QUOTED PASSAGE:
- - -

Angle between two surfaces

Question

I have the next question:
Find the angle between two surfaces: $x^2+y^2+z^2=9$ and $z=x^2+y^2-3$ at the point $(2,-1,2)$.
I have the next formula: $$\cos\theta =\frac{\nabla \Phi _{1}\cdot\nabla \Phi _{2}}{\left | \nabla \Phi _{1} \right |\cdot \left | \nabla \Phi _{2} \right |}$$
But I don't understand why we need to do gradient for the two surfaces, I would be very happy if someone would explain this to me. Thank You.

Answer 1

Locally, two smooth surfaces can be approximated as two planes. To determine the angle between two planes, you can draw a line in both planes, from a point on the intersection, and measure the angle they form.

- - -

WHAT TO DO:
Repeat the stretch of the thread on the angle between two surfaces from "I have the next formula: $$\cos\theta" through "angle they form." word for word.

(Records)
- - -

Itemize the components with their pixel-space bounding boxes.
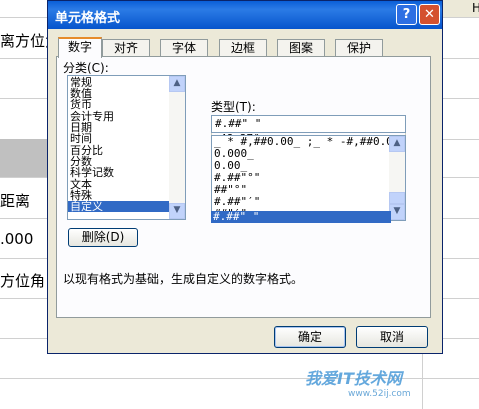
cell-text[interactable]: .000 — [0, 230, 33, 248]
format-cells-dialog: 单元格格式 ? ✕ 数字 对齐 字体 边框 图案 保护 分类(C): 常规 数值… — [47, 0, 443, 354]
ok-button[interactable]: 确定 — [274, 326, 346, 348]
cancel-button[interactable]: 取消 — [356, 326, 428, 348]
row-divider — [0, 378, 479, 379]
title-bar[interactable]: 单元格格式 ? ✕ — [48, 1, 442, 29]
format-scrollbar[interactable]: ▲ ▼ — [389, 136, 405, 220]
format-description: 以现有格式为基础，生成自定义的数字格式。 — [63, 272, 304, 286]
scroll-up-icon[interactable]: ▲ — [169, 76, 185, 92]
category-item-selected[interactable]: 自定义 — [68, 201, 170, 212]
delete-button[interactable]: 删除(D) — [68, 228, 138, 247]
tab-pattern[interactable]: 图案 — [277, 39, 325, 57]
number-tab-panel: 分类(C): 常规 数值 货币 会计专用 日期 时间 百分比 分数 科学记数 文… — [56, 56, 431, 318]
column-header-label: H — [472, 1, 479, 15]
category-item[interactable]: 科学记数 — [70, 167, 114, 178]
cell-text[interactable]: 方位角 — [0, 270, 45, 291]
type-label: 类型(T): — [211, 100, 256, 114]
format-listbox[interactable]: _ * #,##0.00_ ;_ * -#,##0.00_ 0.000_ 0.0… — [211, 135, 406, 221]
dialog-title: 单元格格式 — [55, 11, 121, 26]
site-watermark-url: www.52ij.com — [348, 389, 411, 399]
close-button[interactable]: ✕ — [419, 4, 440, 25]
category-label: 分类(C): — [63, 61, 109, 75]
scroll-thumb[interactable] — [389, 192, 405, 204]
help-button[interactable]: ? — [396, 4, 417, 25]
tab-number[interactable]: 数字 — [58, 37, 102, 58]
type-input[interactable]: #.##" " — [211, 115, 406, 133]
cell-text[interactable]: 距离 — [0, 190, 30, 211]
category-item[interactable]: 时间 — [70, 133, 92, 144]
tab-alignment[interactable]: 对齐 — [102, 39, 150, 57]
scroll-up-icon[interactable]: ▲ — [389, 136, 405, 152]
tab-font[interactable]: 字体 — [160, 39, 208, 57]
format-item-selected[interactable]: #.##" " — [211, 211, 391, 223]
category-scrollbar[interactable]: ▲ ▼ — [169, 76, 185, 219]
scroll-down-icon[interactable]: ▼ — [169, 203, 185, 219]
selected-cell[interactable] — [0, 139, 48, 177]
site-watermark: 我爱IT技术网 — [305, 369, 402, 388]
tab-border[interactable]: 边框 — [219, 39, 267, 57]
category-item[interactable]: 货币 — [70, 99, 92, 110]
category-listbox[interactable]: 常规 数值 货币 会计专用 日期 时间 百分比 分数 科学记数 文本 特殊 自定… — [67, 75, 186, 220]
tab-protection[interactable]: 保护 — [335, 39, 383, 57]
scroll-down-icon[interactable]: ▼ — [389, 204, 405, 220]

- - -

EXERCISE RESULT:
I have the next formula: $$\cos\theta =\frac{\nabla \Phi _{1}\cdot\nabla \Phi _{2}}{\left | \nabla \Phi _{1} \right |\cdot \left | \nabla \Phi _{2} \right |}$$
But I don't understand why we need to do gradient for the two surfaces, I would be very happy if someone would explain this to me. Thank You.

Answer 1

Locally, two smooth surfaces can be approximated as two planes. To determine the angle between two planes, you can draw a line in both planes, from a point on the intersection, and measure the angle they form.